▶ [Exercise goal] Count how many lines of the material below have the word "Παιδείας" and give only the number.

--- begin Information supplied ---

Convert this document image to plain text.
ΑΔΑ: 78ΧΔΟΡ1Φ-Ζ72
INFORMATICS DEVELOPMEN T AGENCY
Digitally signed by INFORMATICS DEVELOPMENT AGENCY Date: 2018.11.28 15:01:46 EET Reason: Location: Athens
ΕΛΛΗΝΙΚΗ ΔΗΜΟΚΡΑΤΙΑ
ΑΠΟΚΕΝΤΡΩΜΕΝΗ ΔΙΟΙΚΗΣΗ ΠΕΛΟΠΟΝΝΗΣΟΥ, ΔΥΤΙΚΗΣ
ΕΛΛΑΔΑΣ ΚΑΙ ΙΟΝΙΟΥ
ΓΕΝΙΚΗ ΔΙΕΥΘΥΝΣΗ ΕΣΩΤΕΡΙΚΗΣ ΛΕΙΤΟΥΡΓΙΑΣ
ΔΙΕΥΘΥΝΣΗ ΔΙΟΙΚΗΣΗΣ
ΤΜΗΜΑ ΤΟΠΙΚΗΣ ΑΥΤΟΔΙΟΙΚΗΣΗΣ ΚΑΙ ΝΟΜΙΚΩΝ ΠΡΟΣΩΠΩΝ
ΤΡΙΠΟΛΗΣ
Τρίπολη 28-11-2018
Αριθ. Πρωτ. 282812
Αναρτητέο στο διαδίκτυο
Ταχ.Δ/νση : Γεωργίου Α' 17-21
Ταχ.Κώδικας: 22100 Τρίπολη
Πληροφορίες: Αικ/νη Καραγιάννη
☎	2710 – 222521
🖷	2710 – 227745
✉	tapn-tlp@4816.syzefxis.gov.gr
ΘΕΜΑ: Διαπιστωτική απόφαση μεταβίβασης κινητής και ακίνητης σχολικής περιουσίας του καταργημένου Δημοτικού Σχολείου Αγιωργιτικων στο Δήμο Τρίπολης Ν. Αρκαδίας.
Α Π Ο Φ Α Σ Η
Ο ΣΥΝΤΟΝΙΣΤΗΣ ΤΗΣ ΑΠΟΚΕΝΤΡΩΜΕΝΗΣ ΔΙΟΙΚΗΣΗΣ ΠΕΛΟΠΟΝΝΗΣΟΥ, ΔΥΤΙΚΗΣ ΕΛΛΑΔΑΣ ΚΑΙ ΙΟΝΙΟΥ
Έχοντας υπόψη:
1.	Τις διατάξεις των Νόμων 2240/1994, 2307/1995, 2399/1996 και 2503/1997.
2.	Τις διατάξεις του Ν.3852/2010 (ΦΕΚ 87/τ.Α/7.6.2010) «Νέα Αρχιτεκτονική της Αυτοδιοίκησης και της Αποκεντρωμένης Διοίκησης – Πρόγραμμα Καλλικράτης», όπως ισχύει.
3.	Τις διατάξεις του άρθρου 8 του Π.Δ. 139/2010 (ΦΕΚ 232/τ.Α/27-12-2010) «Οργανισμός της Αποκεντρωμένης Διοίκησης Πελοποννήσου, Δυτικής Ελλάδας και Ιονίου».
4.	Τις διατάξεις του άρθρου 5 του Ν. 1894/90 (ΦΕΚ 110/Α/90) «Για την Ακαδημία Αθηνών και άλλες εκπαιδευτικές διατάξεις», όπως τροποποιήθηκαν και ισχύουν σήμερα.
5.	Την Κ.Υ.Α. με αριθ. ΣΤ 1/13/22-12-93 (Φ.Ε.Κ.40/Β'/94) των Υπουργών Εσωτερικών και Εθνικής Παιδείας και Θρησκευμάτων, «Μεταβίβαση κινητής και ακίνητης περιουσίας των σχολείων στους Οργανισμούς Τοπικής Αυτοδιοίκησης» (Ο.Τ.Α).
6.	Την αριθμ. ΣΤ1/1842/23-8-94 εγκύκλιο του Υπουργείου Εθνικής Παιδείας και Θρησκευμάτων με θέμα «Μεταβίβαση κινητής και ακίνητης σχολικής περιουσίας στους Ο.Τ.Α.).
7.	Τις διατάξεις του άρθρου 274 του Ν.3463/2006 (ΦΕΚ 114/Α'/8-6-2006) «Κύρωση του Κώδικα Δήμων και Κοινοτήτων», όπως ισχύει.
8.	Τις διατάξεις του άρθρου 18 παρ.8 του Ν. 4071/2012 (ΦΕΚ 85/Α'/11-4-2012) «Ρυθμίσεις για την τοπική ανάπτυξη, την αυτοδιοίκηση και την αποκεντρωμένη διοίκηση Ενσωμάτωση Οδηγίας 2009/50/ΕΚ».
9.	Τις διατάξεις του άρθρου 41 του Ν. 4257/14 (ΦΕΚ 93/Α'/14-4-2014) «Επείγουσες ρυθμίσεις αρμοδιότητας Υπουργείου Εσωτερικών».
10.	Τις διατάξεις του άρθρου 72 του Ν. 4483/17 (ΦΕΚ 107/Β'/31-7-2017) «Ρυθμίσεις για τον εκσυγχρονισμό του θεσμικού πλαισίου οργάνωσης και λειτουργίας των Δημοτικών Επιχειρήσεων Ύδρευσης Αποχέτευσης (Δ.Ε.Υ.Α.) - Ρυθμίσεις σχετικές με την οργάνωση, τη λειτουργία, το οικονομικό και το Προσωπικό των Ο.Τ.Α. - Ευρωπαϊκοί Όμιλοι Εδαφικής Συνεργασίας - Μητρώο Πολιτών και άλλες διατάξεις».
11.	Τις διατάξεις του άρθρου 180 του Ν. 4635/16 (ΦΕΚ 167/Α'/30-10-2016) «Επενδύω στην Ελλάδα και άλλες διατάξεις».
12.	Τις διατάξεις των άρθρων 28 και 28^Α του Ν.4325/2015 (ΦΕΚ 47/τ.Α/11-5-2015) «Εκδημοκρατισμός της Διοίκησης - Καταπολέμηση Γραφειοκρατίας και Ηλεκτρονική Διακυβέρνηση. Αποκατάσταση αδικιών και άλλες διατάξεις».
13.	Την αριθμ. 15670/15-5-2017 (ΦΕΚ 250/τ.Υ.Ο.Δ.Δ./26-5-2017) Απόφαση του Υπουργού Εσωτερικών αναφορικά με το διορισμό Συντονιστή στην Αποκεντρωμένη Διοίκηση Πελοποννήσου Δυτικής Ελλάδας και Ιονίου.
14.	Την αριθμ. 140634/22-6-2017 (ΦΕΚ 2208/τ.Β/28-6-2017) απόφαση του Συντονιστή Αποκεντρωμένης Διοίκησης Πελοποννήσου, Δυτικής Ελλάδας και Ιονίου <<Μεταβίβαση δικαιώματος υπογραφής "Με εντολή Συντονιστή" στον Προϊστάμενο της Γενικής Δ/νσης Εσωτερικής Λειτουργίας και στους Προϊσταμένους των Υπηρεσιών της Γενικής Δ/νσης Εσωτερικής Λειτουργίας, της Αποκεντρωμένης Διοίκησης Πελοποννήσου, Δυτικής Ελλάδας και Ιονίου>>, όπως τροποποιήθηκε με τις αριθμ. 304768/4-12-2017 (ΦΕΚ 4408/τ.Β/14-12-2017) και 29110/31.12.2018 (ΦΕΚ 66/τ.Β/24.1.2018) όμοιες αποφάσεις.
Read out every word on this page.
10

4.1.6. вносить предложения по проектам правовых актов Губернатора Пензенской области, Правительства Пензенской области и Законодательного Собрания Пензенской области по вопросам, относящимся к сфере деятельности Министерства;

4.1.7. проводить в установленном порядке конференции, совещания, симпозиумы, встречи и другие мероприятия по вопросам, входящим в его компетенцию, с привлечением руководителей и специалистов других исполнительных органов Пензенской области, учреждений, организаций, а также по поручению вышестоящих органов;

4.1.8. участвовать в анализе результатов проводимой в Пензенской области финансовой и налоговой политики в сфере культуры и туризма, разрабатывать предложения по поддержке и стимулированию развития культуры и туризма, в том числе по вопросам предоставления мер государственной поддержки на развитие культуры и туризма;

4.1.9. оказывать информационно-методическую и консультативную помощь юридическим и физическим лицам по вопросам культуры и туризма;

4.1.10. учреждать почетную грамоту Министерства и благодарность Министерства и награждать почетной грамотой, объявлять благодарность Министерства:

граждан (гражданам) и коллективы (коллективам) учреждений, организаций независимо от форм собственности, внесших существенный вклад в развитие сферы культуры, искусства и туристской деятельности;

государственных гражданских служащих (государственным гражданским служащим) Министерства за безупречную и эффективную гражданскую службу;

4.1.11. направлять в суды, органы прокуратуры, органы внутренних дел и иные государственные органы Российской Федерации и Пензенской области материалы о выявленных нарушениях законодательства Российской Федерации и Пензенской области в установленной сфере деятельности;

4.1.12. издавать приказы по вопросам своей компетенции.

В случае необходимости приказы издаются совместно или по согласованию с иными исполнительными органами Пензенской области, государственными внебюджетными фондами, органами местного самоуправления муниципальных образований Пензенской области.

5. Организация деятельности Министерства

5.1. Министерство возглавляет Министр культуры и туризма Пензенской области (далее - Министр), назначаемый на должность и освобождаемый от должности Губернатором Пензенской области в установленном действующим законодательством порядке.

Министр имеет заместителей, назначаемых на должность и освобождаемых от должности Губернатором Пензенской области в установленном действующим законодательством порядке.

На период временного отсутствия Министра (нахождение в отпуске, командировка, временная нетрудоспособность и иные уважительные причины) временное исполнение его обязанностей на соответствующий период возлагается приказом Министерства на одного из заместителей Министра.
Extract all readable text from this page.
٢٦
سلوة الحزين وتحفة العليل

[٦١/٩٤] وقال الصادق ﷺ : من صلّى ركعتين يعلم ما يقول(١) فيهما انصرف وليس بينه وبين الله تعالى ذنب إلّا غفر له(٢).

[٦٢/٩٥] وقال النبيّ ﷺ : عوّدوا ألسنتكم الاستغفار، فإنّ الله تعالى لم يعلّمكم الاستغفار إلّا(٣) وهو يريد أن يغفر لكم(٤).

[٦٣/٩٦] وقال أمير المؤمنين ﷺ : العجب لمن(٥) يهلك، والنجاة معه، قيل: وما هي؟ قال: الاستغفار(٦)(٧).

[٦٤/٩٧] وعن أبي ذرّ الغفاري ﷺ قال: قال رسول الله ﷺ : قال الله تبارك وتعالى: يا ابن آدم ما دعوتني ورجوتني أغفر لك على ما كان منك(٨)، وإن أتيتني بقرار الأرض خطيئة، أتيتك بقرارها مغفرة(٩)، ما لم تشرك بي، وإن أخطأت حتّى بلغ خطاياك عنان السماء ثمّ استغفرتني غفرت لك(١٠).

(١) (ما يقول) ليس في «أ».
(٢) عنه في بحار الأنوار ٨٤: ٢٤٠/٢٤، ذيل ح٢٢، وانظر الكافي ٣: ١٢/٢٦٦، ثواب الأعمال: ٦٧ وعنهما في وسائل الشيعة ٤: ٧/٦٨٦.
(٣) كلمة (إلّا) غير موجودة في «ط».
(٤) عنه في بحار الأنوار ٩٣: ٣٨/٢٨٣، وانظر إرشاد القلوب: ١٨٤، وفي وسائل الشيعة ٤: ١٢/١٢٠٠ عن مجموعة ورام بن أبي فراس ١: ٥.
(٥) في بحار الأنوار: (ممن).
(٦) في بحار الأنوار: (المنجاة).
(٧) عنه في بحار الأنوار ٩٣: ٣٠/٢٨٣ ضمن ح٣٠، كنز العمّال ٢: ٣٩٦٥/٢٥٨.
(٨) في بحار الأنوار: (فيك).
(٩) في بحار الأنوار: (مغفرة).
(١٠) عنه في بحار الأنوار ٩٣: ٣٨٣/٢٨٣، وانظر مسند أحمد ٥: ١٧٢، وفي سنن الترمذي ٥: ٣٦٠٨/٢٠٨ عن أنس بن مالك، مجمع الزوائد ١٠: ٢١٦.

--- end Information supplied ---

▶ [Task result] 2